• **Listing**
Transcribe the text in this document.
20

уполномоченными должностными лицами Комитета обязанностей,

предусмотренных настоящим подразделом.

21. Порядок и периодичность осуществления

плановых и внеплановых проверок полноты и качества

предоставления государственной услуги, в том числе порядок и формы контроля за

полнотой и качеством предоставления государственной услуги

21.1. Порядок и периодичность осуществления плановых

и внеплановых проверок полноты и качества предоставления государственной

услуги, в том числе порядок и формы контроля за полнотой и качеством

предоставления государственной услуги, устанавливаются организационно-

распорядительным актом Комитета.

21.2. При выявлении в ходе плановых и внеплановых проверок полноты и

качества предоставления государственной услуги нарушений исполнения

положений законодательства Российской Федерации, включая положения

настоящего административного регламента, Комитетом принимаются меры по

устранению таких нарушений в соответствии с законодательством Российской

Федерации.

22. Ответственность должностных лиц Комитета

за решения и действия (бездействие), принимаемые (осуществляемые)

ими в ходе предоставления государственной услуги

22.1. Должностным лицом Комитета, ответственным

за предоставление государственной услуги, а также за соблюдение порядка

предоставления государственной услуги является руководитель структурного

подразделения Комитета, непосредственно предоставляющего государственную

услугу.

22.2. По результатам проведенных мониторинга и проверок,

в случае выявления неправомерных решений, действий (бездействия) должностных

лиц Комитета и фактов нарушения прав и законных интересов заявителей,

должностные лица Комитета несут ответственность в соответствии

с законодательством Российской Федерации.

• **Short problem**
Recopy the entries above in their entirety, exactly.

• **The solution**
Transcribe the text in this document.
20

уполномоченными должностными лицами Комитета обязанностей,

предусмотренных настоящим подразделом.

21. Порядок и периодичность осуществления

плановых и внеплановых проверок полноты и качества

предоставления государственной услуги, в том числе порядок и формы контроля за

полнотой и качеством предоставления государственной услуги

21.1. Порядок и периодичность осуществления плановых

и внеплановых проверок полноты и качества предоставления государственной

услуги, в том числе порядок и формы контроля за полнотой и качеством

предоставления государственной услуги, устанавливаются организационно-

распорядительным актом Комитета.

21.2. При выявлении в ходе плановых и внеплановых проверок полноты и

качества предоставления государственной услуги нарушений исполнения

положений законодательства Российской Федерации, включая положения

настоящего административного регламента, Комитетом принимаются меры по

устранению таких нарушений в соответствии с законодательством Российской

Федерации.

22. Ответственность должностных лиц Комитета

за решения и действия (бездействие), принимаемые (осуществляемые)

ими в ходе предоставления государственной услуги

22.1. Должностным лицом Комитета, ответственным

за предоставление государственной услуги, а также за соблюдение порядка

предоставления государственной услуги является руководитель структурного

подразделения Комитета, непосредственно предоставляющего государственную

услугу.

22.2. По результатам проведенных мониторинга и проверок,

в случае выявления неправомерных решений, действий (бездействия) должностных

лиц Комитета и фактов нарушения прав и законных интересов заявителей,

должностные лица Комитета несут ответственность в соответствии

с законодательством Российской Федерации.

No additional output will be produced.